WHAT YOU SHOULD DO
Extract the full listing verbatim and drop any pictures from your copy.

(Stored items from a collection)
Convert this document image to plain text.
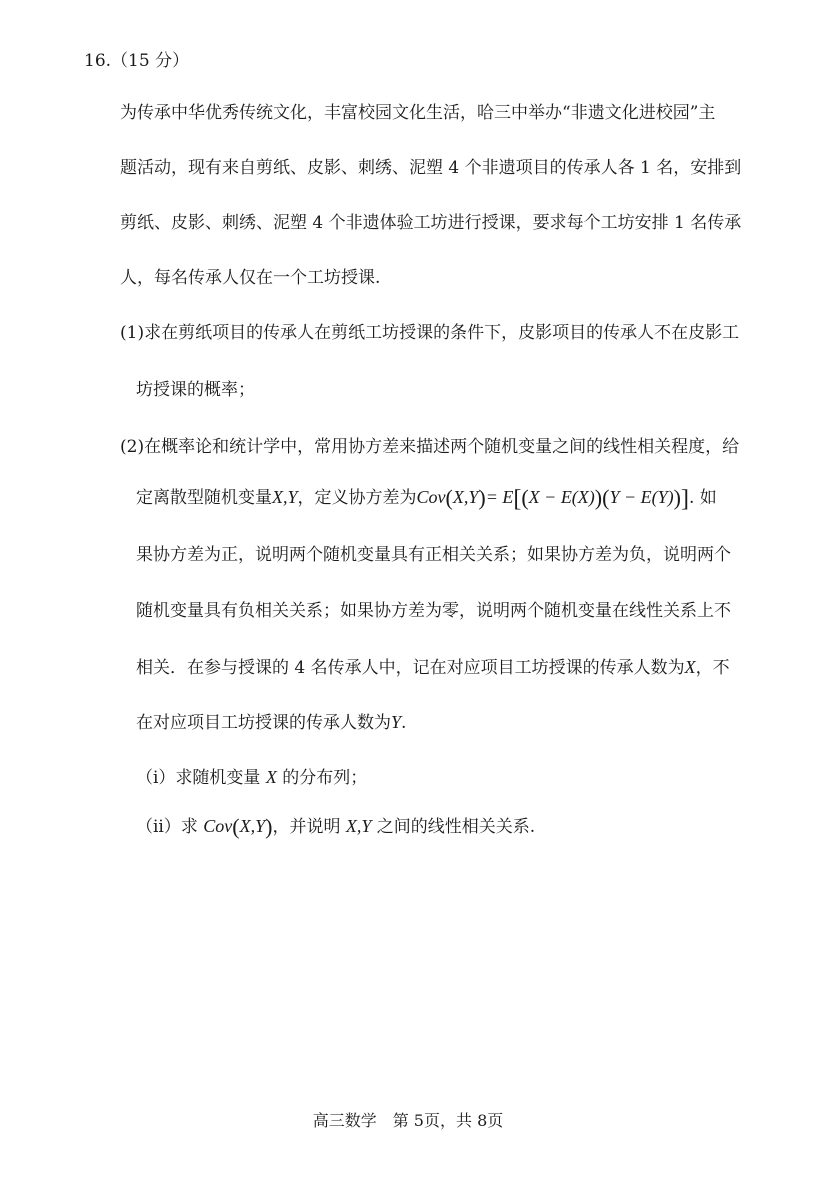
16.（15 分）
为传承中华优秀传统文化，丰富校园文化生活，哈三中举办“非遗文化进校园”主
题活动，现有来自剪纸、皮影、刺绣、泥塑 4 个非遗项目的传承人各 1 名，安排到
剪纸、皮影、刺绣、泥塑 4 个非遗体验工坊进行授课，要求每个工坊安排 1 名传承
人，每名传承人仅在一个工坊授课.
(1)求在剪纸项目的传承人在剪纸工坊授课的条件下，皮影项目的传承人不在皮影工
坊授课的概率；
(2)在概率论和统计学中，常用协方差来描述两个随机变量之间的线性相关程度，给
定离散型随机变量X,Y，定义协方差为Cov(X,Y)= E[(X − E(X))(Y − E(Y))]. 如
果协方差为正，说明两个随机变量具有正相关关系；如果协方差为负，说明两个
随机变量具有负相关关系；如果协方差为零，说明两个随机变量在线性关系上不
相关．在参与授课的 4 名传承人中，记在对应项目工坊授课的传承人数为X，不
在对应项目工坊授课的传承人数为Y.
（i）求随机变量 X 的分布列；
（ii）求 Cov(X,Y)，并说明 X,Y 之间的线性相关关系.
高三数学　第 5页，共 8页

WRITTEN RESPONSE
Convert this document image to plain text.
16.（15 分）
为传承中华优秀传统文化，丰富校园文化生活，哈三中举办“非遗文化进校园”主
题活动，现有来自剪纸、皮影、刺绣、泥塑 4 个非遗项目的传承人各 1 名，安排到
剪纸、皮影、刺绣、泥塑 4 个非遗体验工坊进行授课，要求每个工坊安排 1 名传承
人，每名传承人仅在一个工坊授课.
(1)求在剪纸项目的传承人在剪纸工坊授课的条件下，皮影项目的传承人不在皮影工
坊授课的概率；
(2)在概率论和统计学中，常用协方差来描述两个随机变量之间的线性相关程度，给
定离散型随机变量X,Y，定义协方差为Cov(X,Y)= E[(X − E(X))(Y − E(Y))]. 如
果协方差为正，说明两个随机变量具有正相关关系；如果协方差为负，说明两个
随机变量具有负相关关系；如果协方差为零，说明两个随机变量在线性关系上不
相关．在参与授课的 4 名传承人中，记在对应项目工坊授课的传承人数为X，不
在对应项目工坊授课的传承人数为Y.
（i）求随机变量 X 的分布列；
（ii）求 Cov(X,Y)，并说明 X,Y 之间的线性相关关系.
高三数学　第 5页，共 8页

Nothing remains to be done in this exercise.